- What is asked -
Reproduce each of the lines word for word.

- Input for this task -
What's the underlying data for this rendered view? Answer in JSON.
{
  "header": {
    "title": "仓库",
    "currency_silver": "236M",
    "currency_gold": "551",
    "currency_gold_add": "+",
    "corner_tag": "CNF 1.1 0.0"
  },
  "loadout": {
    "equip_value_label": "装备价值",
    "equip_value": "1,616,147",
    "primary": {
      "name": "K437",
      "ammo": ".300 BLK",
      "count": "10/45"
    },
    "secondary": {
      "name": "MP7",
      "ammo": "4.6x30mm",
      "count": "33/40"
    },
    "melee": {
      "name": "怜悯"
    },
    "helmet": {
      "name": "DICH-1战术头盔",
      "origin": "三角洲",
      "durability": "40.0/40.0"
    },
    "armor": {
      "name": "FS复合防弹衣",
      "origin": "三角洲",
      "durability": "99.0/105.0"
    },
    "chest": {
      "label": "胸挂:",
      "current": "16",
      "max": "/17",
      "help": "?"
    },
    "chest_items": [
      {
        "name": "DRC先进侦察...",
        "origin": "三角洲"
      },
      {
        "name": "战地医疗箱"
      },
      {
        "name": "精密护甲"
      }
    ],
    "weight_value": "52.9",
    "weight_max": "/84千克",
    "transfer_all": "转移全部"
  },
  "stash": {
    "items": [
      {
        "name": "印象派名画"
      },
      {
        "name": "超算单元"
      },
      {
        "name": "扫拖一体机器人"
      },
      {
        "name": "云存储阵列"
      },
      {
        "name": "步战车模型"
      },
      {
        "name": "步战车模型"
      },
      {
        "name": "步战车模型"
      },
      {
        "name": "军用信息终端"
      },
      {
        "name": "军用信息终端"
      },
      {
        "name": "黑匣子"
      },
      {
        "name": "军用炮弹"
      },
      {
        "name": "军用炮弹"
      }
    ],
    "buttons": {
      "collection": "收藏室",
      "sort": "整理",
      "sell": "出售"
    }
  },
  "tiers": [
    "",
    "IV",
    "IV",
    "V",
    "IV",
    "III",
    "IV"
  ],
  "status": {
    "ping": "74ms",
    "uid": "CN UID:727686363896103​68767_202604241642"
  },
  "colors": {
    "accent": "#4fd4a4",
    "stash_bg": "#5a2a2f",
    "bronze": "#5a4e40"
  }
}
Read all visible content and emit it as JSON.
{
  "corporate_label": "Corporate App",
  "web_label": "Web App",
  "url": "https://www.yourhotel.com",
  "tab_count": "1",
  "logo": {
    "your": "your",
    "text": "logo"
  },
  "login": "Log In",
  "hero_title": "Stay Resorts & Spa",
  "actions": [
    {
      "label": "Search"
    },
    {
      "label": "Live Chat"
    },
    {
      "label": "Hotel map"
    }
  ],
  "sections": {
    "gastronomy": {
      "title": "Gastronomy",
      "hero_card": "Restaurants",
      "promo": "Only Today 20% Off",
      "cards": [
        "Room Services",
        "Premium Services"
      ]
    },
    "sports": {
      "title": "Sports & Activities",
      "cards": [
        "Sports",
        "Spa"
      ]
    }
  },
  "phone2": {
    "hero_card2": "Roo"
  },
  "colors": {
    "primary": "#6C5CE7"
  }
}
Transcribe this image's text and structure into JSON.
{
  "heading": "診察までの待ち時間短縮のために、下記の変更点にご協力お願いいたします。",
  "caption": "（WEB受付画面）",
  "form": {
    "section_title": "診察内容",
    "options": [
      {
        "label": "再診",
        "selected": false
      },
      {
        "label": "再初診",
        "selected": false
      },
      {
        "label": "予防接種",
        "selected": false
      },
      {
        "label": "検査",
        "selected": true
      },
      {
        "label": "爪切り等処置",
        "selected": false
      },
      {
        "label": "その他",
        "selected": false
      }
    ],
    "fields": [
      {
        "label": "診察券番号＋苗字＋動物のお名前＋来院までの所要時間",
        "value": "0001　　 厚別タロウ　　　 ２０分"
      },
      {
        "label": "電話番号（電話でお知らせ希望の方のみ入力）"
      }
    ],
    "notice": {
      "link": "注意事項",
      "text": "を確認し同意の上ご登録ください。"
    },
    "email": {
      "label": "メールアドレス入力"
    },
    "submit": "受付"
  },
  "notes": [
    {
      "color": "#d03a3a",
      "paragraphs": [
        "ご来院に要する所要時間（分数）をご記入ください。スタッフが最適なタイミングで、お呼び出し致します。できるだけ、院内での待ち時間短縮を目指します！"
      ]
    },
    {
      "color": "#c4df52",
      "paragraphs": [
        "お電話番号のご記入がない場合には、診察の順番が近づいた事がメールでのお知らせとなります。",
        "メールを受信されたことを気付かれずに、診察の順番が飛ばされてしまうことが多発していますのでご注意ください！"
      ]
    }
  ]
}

- Completed task -
What's the underlying data for this rendered view? Answer in JSON.
{
  "header": {
    "title": "仓库",
    "currency_silver": "236M",
    "currency_gold": "551",
    "currency_gold_add": "+",
    "corner_tag": "CNF 1.1 0.0"
  },
  "loadout": {
    "equip_value_label": "装备价值",
    "equip_value": "1,616,147",
    "primary": {
      "name": "K437",
      "ammo": ".300 BLK",
      "count": "10/45"
    },
    "secondary": {
      "name": "MP7",
      "ammo": "4.6x30mm",
      "count": "33/40"
    },
    "melee": {
      "name": "怜悯"
    },
    "helmet": {
      "name": "DICH-1战术头盔",
      "origin": "三角洲",
      "durability": "40.0/40.0"
    },
    "armor": {
      "name": "FS复合防弹衣",
      "origin": "三角洲",
      "durability": "99.0/105.0"
    },
    "chest": {
      "label": "胸挂:",
      "current": "16",
      "max": "/17",
      "help": "?"
    },
    "chest_items": [
      {
        "name": "DRC先进侦察...",
        "origin": "三角洲"
      },
      {
        "name": "战地医疗箱"
      },
      {
        "name": "精密护甲"
      }
    ],
    "weight_value": "52.9",
    "weight_max": "/84千克",
    "transfer_all": "转移全部"
  },
  "stash": {
    "items": [
      {
        "name": "印象派名画"
      },
      {
        "name": "超算单元"
      },
      {
        "name": "扫拖一体机器人"
      },
      {
        "name": "云存储阵列"
      },
      {
        "name": "步战车模型"
      },
      {
        "name": "步战车模型"
      },
      {
        "name": "步战车模型"
      },
      {
        "name": "军用信息终端"
      },
      {
        "name": "军用信息终端"
      },
      {
        "name": "黑匣子"
      },
      {
        "name": "军用炮弹"
      },
      {
        "name": "军用炮弹"
      }
    ],
    "buttons": {
      "collection": "收藏室",
      "sort": "整理",
      "sell": "出售"
    }
  },
  "tiers": [
    "",
    "IV",
    "IV",
    "V",
    "IV",
    "III",
    "IV"
  ],
  "status": {
    "ping": "74ms",
    "uid": "CN UID:727686363896103​68767_202604241642"
  },
  "colors": {
    "accent": "#4fd4a4",
    "stash_bg": "#5a2a2f",
    "bronze": "#5a4e40"
  }
}
Read all visible content and emit it as JSON.
{
  "corporate_label": "Corporate App",
  "web_label": "Web App",
  "url": "https://www.yourhotel.com",
  "tab_count": "1",
  "logo": {
    "your": "your",
    "text": "logo"
  },
  "login": "Log In",
  "hero_title": "Stay Resorts & Spa",
  "actions": [
    {
      "label": "Search"
    },
    {
      "label": "Live Chat"
    },
    {
      "label": "Hotel map"
    }
  ],
  "sections": {
    "gastronomy": {
      "title": "Gastronomy",
      "hero_card": "Restaurants",
      "promo": "Only Today 20% Off",
      "cards": [
        "Room Services",
        "Premium Services"
      ]
    },
    "sports": {
      "title": "Sports & Activities",
      "cards": [
        "Sports",
        "Spa"
      ]
    }
  },
  "phone2": {
    "hero_card2": "Roo"
  },
  "colors": {
    "primary": "#6C5CE7"
  }
}
Transcribe this image's text and structure into JSON.
{
  "heading": "診察までの待ち時間短縮のために、下記の変更点にご協力お願いいたします。",
  "caption": "（WEB受付画面）",
  "form": {
    "section_title": "診察内容",
    "options": [
      {
        "label": "再診",
        "selected": false
      },
      {
        "label": "再初診",
        "selected": false
      },
      {
        "label": "予防接種",
        "selected": false
      },
      {
        "label": "検査",
        "selected": true
      },
      {
        "label": "爪切り等処置",
        "selected": false
      },
      {
        "label": "その他",
        "selected": false
      }
    ],
    "fields": [
      {
        "label": "診察券番号＋苗字＋動物のお名前＋来院までの所要時間",
        "value": "0001　　 厚別タロウ　　　 ２０分"
      },
      {
        "label": "電話番号（電話でお知らせ希望の方のみ入力）"
      }
    ],
    "notice": {
      "link": "注意事項",
      "text": "を確認し同意の上ご登録ください。"
    },
    "email": {
      "label": "メールアドレス入力"
    },
    "submit": "受付"
  },
  "notes": [
    {
      "color": "#d03a3a",
      "paragraphs": [
        "ご来院に要する所要時間（分数）をご記入ください。スタッフが最適なタイミングで、お呼び出し致します。できるだけ、院内での待ち時間短縮を目指します！"
      ]
    },
    {
      "color": "#c4df52",
      "paragraphs": [
        "お電話番号のご記入がない場合には、診察の順番が近づいた事がメールでのお知らせとなります。",
        "メールを受信されたことを気付かれずに、診察の順番が飛ばされてしまうことが多発していますのでご注意ください！"
      ]
    }
  ]
}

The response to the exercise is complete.